--- START Data provided ---
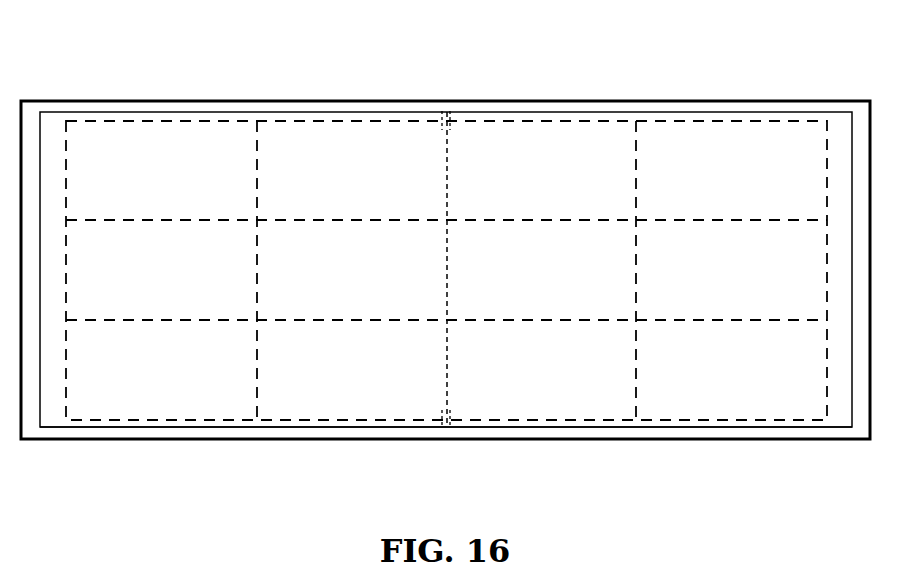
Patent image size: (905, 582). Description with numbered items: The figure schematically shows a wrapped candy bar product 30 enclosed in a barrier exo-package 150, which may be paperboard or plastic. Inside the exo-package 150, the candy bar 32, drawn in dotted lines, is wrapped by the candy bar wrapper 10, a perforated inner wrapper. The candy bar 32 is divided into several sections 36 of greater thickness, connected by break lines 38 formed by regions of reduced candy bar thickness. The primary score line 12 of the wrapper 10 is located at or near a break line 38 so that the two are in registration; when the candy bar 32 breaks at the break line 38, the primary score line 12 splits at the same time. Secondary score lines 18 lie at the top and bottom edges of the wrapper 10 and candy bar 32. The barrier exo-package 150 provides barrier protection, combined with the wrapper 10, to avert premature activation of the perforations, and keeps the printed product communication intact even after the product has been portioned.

The wrapped candy bar product 30 is at (448, 271).
The barrier exo-package 150 is at (72, 101).
The candy bar wrapper 10 is at (200, 113).
The section 36 is at (540, 373).
The break line 38 is at (432, 137).
The primary score line 12 is at (447, 160).
The secondary score line 18 is at (440, 418).
The candy bar 32 is at (152, 420).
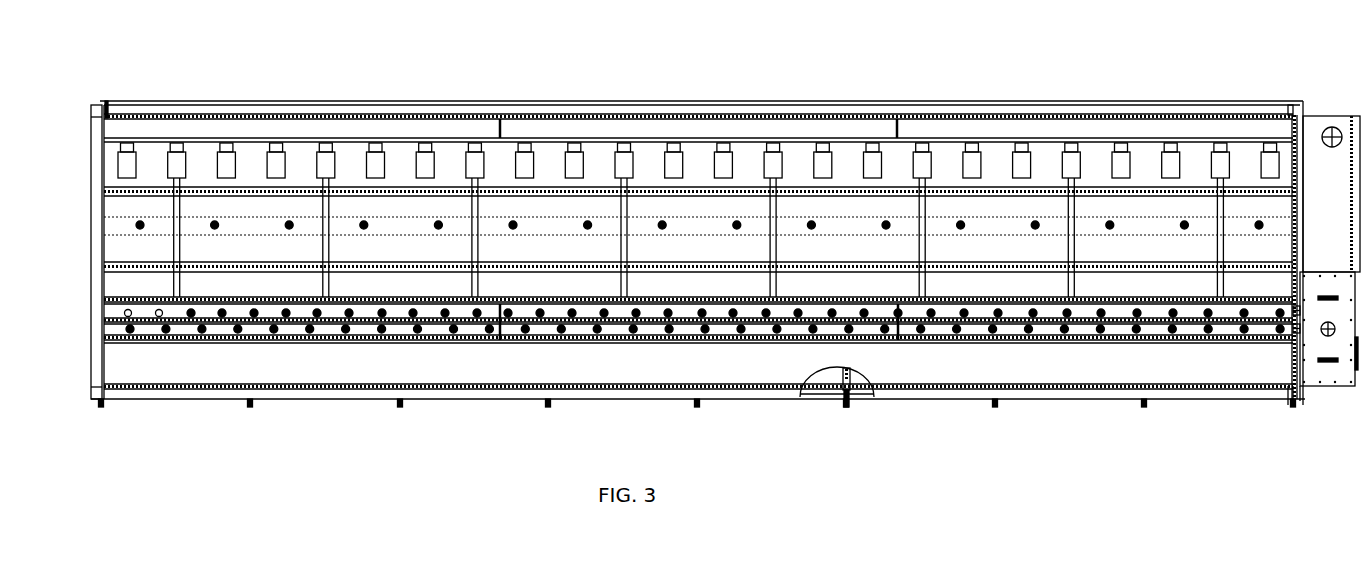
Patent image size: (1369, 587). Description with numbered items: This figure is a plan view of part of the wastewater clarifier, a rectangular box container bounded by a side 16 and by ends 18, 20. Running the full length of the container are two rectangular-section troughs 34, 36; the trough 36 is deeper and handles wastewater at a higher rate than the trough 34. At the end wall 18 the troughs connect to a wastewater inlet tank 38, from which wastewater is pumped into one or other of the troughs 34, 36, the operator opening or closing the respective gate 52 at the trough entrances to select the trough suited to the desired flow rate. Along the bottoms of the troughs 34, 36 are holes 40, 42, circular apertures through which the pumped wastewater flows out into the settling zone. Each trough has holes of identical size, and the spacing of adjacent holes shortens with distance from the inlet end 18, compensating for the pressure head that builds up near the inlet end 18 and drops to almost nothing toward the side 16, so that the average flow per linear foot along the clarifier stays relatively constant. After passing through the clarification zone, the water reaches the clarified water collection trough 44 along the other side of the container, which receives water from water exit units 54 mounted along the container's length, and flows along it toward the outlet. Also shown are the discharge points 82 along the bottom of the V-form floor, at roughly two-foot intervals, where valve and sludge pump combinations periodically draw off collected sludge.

The side 16 is at (1168, 108).
The end wall 18 is at (1303, 140).
The end 20 is at (97, 198).
The trough 34 is at (713, 333).
The trough 36 is at (622, 312).
The wastewater inlet tank 38 is at (1333, 340).
The holes 40 is at (950, 331).
The holes 42 is at (1067, 314).
The outlet trough 44 is at (968, 128).
The gate 52 is at (1290, 316).
The water exit units 54 is at (325, 165).
The discharge points 82 is at (885, 225).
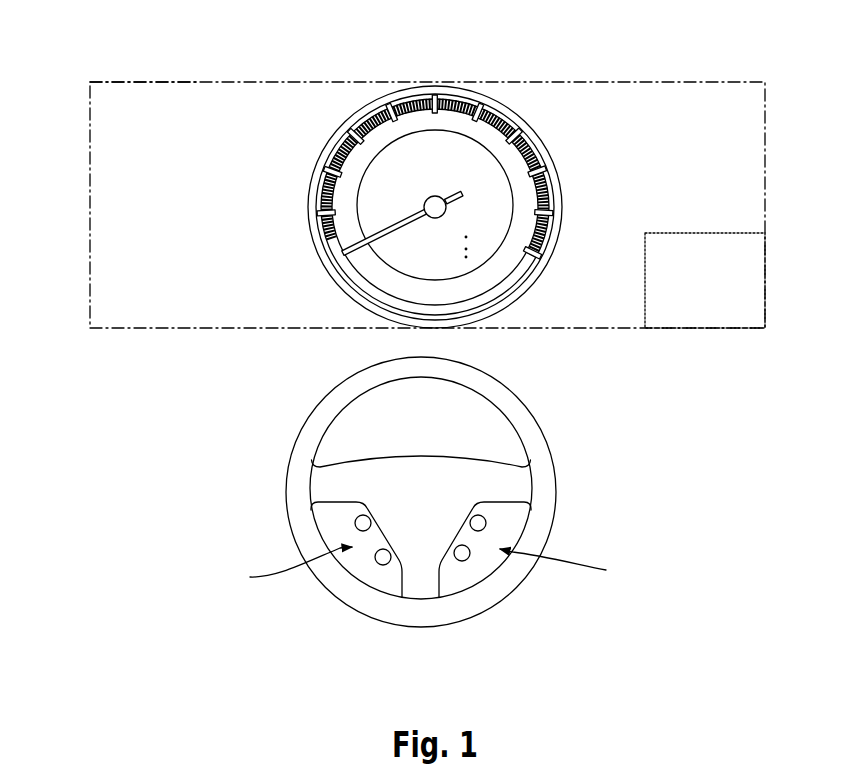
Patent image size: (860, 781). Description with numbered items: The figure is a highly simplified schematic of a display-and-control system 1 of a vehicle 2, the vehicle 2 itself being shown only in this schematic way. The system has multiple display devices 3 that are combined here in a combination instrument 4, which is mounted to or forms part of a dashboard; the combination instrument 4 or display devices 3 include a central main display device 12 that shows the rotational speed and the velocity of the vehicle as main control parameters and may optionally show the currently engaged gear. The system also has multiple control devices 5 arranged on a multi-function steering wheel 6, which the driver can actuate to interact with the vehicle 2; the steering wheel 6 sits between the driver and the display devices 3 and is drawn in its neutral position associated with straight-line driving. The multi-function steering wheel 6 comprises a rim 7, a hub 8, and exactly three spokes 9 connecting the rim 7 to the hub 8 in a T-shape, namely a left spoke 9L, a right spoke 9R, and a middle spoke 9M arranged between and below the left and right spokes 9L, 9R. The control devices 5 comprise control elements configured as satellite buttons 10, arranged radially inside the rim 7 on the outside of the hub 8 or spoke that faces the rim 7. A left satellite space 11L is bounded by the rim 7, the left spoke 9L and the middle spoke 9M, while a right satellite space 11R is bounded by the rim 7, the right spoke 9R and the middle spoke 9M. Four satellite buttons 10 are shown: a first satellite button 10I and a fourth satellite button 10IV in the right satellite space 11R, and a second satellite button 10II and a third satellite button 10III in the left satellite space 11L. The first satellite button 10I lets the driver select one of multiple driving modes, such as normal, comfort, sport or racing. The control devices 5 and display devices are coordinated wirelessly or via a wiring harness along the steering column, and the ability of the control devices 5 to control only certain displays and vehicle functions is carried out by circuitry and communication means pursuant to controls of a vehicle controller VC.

The display-and-control system 1 is at (90, 53).
The vehicle 2 is at (170, 414).
The display devices 3 is at (505, 75).
The combination instrument 4 is at (290, 77).
The central main display device 12 is at (404, 77).
The control devices 5 is at (426, 569).
The multi-function steering wheel 6 is at (558, 448).
The rim 7 is at (523, 420).
The hub 8 is at (428, 465).
The spokes 9 is at (490, 554).
The left spoke 9L is at (348, 483).
The right spoke 9R is at (513, 490).
The middle spoke 9M is at (422, 577).
The satellite buttons 10 is at (404, 556).
The first satellite button 10I is at (486, 523).
The second satellite button 10II is at (355, 522).
The third satellite button 10III is at (376, 561).
The fourth satellite button 10IV is at (468, 559).
The left satellite space 11L is at (342, 538).
The right satellite space 11R is at (460, 578).
The vehicle controller VC is at (705, 280).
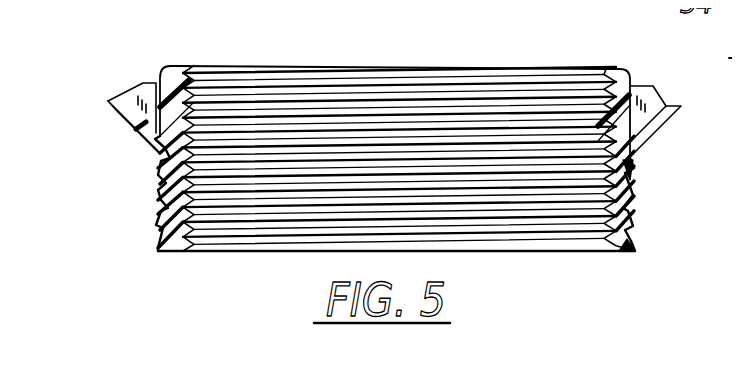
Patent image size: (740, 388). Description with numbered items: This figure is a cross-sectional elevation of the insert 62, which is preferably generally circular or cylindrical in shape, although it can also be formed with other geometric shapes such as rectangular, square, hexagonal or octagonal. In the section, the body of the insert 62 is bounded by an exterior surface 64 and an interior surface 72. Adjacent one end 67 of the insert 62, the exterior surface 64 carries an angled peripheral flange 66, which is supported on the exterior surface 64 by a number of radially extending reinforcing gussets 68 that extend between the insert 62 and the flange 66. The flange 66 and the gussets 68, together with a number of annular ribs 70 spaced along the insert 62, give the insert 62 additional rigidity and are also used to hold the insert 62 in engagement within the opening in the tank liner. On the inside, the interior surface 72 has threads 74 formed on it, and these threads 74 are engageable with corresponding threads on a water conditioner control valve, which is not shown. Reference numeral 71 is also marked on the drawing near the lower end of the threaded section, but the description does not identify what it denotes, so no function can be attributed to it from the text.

The insert 62 is at (128, 181).
The exterior surface 64 is at (145, 197).
The angled peripheral flange 66 is at (110, 106).
The end 67 is at (164, 57).
The reinforcing gussets 68 is at (127, 82).
The annular ribs 70 is at (148, 222).
The bottom end corner 71 is at (606, 250).
The interior surface 72 is at (186, 125).
The threads 74 is at (192, 160).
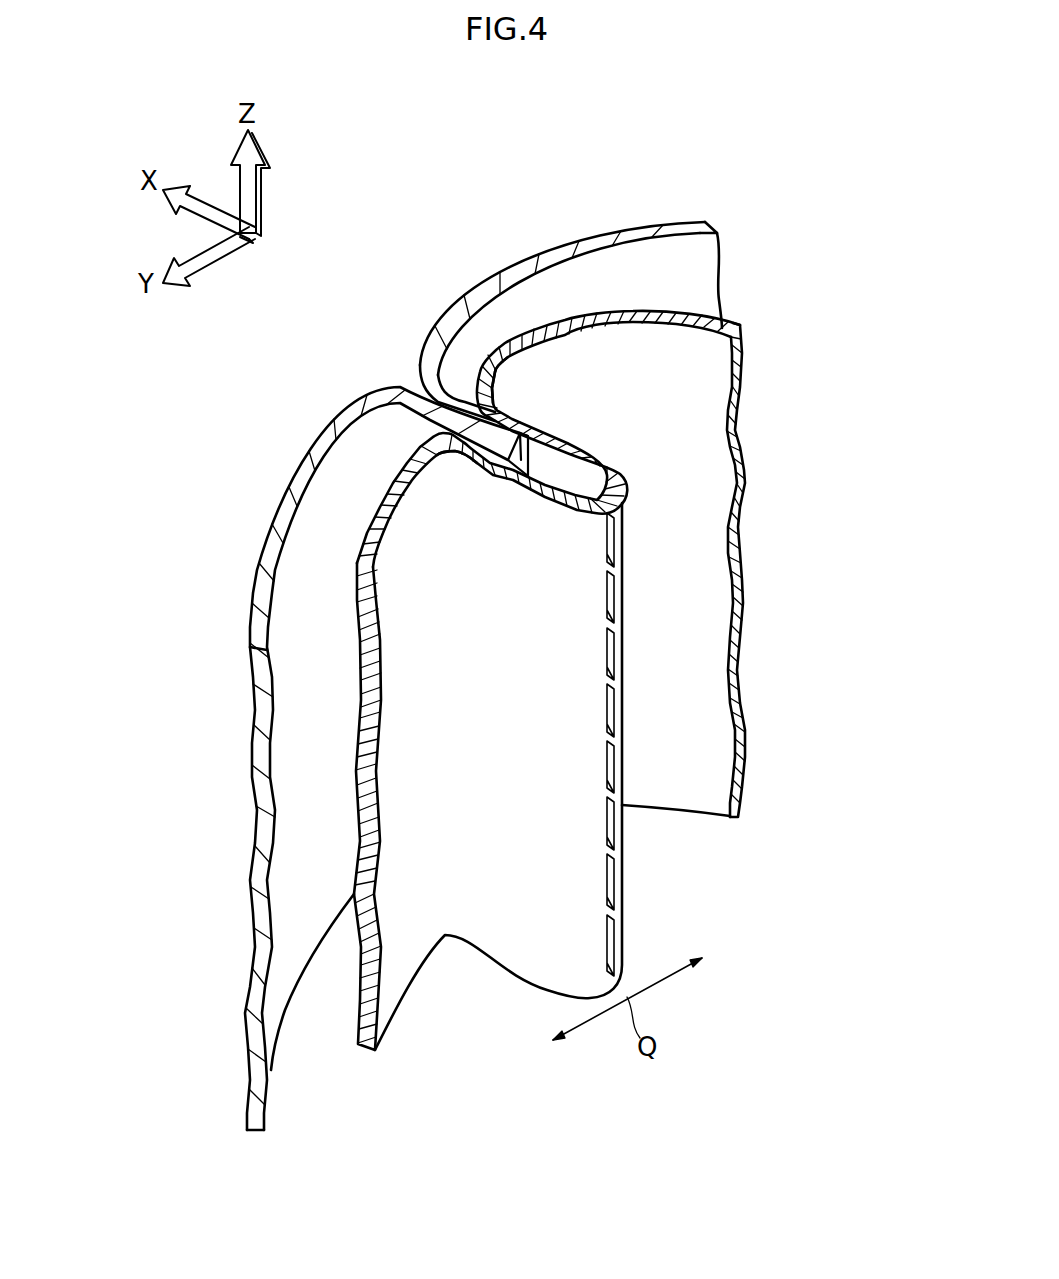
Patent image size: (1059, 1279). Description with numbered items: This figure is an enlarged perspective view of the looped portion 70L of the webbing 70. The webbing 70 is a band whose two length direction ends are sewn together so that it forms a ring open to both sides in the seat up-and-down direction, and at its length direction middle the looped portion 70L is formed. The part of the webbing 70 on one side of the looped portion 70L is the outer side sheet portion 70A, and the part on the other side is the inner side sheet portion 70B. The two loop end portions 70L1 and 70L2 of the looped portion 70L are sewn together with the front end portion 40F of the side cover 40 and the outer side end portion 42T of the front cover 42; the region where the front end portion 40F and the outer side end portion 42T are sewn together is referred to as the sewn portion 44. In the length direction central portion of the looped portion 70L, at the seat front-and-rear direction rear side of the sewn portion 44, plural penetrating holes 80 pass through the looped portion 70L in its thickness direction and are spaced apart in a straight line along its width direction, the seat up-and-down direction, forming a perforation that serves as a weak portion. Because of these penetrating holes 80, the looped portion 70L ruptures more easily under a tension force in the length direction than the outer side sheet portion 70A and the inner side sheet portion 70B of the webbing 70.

The side cover 40 is at (351, 758).
The front end portion of the side cover 40F is at (488, 452).
The front cover 42 is at (514, 299).
The outer side end portion of the front cover 42T is at (530, 448).
The sewn portion 44 is at (384, 354).
The webbing 70 is at (549, 706).
The outer side sheet portion 70A is at (395, 968).
The inner side sheet portion 70B is at (700, 780).
The looped portion 70L is at (590, 439).
The loop end portion 70L1 is at (463, 457).
The loop end portion 70L2 is at (500, 393).
The penetrating holes 80 is at (606, 650).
--- END Data provided ---
Written instruction -
Copy the records word for word, starting at their beginning and ending with the line that contains "The candy bar 32 is at (152, 420).". Leave the pictures out of your copy.

Complete answer -
Patent image size: (905, 582). Description with numbered items: The figure schematically shows a wrapped candy bar product 30 enclosed in a barrier exo-package 150, which may be paperboard or plastic. Inside the exo-package 150, the candy bar 32, drawn in dotted lines, is wrapped by the candy bar wrapper 10, a perforated inner wrapper. The candy bar 32 is divided into several sections 36 of greater thickness, connected by break lines 38 formed by regions of reduced candy bar thickness. The primary score line 12 of the wrapper 10 is located at or near a break line 38 so that the two are in registration; when the candy bar 32 breaks at the break line 38, the primary score line 12 splits at the same time. Secondary score lines 18 lie at the top and bottom edges of the wrapper 10 and candy bar 32. The barrier exo-package 150 provides barrier protection, combined with the wrapper 10, to avert premature activation of the perforations, and keeps the printed product communication intact even after the product has been portioned.

The wrapped candy bar product 30 is at (448, 271).
The barrier exo-package 150 is at (72, 101).
The candy bar wrapper 10 is at (200, 113).
The section 36 is at (540, 373).
The break line 38 is at (432, 137).
The primary score line 12 is at (447, 160).
The secondary score line 18 is at (440, 418).
The candy bar 32 is at (152, 420).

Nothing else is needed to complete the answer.